_Goal_
Count the lines below that contain the word "range" and give only the number.
** begin Entries provided **
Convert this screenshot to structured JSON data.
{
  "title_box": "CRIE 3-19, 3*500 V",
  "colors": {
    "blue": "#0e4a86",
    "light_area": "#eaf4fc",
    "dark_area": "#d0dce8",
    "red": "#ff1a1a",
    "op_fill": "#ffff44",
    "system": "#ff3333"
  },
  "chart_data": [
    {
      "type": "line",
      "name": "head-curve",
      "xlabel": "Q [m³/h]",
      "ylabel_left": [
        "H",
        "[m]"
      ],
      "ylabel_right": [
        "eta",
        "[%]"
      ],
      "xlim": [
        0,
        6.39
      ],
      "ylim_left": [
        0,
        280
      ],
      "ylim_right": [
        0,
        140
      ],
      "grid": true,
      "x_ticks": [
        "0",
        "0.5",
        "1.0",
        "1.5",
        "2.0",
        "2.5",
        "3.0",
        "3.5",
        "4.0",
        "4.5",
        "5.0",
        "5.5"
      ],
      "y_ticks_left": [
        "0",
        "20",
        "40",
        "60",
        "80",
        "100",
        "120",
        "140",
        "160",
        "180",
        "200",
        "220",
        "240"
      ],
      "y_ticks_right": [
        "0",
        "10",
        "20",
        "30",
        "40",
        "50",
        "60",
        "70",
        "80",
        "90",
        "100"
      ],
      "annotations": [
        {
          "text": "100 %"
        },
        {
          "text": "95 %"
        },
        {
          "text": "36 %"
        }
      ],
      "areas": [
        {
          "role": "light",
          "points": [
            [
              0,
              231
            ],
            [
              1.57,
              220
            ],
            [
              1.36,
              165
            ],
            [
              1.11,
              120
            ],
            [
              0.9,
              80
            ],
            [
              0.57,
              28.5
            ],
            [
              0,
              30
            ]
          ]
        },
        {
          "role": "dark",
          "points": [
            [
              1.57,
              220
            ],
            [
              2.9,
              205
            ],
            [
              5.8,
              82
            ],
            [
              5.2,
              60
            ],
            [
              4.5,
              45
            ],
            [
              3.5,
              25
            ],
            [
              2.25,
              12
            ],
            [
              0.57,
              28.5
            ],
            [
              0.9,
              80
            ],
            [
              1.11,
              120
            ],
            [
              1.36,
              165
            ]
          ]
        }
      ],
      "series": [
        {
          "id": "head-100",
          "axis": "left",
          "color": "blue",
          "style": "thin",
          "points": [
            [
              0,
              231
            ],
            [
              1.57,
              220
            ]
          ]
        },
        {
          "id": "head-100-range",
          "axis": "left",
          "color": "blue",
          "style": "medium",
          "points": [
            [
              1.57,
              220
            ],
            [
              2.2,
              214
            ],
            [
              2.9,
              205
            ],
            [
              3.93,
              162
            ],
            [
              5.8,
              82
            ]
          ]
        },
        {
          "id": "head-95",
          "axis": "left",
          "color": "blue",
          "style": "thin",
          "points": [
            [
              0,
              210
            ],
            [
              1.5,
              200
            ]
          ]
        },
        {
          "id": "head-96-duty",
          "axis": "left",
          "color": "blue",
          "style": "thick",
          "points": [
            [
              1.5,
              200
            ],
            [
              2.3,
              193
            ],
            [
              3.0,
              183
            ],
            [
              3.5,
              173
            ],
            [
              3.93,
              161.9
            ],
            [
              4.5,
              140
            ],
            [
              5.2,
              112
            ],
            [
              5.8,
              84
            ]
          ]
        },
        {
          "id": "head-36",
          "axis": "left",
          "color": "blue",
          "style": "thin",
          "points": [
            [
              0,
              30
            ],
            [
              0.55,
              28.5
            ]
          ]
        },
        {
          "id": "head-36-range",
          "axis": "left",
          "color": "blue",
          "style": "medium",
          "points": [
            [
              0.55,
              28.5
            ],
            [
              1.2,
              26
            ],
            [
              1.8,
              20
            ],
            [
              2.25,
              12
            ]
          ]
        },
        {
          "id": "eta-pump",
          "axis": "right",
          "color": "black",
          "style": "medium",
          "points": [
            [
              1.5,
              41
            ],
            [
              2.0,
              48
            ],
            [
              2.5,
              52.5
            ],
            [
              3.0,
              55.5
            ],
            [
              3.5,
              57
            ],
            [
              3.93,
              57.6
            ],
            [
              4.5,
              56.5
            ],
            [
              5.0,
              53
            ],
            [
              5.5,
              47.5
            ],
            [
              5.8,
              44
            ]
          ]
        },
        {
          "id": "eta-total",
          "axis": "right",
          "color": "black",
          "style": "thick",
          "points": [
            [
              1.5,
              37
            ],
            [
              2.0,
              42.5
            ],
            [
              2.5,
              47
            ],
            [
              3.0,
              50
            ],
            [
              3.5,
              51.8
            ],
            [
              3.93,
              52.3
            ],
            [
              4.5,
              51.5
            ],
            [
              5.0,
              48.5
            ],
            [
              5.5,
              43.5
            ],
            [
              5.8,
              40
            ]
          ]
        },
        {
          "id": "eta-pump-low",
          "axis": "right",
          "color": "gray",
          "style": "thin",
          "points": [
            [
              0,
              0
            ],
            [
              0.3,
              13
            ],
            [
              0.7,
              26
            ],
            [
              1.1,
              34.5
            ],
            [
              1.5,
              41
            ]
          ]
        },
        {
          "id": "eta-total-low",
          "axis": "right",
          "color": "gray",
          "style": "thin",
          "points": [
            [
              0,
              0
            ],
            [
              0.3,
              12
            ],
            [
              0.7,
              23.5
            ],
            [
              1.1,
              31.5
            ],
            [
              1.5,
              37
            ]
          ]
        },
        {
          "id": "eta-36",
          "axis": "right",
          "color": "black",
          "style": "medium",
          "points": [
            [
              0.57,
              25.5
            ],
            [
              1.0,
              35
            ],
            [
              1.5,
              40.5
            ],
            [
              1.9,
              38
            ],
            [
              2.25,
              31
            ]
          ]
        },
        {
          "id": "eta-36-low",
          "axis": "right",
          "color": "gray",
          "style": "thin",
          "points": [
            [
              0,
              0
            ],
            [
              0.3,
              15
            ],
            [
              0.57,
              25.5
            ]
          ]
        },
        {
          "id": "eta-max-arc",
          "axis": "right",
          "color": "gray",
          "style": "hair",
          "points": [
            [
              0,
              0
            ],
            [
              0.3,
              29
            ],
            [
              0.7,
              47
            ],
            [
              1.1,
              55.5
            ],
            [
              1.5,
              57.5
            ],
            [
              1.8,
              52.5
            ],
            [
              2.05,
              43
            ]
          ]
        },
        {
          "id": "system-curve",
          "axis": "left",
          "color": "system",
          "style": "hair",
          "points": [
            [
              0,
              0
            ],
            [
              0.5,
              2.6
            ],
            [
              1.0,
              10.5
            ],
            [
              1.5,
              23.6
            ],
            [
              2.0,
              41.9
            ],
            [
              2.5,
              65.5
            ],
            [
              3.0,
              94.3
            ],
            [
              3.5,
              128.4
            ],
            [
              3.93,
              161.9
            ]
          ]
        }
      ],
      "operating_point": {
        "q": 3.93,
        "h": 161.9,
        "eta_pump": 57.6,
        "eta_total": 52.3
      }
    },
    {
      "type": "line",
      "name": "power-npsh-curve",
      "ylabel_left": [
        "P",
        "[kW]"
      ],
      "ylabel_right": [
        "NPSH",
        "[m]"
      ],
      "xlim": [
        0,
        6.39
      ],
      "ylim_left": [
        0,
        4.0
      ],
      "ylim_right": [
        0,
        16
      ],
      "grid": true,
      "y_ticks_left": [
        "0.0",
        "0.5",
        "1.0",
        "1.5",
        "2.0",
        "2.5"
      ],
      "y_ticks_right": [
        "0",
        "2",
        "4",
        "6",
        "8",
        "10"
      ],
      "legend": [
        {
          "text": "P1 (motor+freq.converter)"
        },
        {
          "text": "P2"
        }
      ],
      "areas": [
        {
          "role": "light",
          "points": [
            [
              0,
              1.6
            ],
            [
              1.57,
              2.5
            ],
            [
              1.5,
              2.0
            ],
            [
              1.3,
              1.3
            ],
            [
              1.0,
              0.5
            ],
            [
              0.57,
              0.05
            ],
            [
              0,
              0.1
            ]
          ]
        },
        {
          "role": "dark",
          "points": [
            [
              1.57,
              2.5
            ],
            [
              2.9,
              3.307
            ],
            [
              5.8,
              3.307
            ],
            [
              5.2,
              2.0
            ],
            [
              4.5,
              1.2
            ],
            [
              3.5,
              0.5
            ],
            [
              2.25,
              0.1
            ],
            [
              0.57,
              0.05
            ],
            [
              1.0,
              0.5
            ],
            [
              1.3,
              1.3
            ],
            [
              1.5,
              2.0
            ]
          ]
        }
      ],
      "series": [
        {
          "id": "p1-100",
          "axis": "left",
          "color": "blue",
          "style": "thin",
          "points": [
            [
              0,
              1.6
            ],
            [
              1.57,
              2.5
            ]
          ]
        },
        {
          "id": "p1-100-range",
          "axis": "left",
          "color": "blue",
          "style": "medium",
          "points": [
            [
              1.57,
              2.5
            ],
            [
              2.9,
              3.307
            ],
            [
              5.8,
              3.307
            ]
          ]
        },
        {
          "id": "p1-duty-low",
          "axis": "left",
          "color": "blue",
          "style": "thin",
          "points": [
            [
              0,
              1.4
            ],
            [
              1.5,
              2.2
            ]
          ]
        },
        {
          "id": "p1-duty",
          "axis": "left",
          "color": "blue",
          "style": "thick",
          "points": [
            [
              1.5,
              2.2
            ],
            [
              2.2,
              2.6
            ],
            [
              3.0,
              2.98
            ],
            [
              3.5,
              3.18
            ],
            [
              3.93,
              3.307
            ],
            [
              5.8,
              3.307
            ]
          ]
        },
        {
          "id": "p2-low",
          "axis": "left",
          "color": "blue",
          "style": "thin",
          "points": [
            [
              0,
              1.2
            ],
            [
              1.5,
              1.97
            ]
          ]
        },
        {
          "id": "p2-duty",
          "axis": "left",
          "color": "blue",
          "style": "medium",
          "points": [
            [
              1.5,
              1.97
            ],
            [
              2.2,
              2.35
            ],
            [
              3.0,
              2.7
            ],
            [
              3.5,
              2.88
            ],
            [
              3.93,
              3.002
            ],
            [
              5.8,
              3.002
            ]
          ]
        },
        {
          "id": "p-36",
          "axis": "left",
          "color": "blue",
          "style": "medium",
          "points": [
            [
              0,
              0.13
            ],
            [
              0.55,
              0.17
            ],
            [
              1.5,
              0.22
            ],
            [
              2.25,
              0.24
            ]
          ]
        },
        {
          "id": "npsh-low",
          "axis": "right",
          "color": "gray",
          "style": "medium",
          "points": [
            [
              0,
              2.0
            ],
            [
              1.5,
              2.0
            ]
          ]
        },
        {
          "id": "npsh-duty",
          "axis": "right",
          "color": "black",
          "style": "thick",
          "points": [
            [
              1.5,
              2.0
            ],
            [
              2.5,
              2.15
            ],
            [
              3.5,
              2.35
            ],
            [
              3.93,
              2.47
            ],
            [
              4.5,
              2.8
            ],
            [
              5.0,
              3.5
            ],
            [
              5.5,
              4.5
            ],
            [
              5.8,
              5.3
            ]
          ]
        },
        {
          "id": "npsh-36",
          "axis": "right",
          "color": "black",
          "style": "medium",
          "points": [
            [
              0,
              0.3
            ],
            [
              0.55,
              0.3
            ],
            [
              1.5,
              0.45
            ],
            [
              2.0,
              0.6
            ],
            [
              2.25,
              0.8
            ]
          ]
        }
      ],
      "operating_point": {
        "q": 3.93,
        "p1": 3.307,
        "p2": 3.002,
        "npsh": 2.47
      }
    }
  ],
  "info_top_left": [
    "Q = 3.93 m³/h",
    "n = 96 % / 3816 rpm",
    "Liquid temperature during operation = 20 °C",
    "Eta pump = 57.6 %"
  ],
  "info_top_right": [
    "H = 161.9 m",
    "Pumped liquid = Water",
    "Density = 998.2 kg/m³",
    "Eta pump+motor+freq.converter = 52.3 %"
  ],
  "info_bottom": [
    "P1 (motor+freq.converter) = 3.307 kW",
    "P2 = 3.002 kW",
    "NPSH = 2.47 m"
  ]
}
** end Entries provided **
_Final result_
3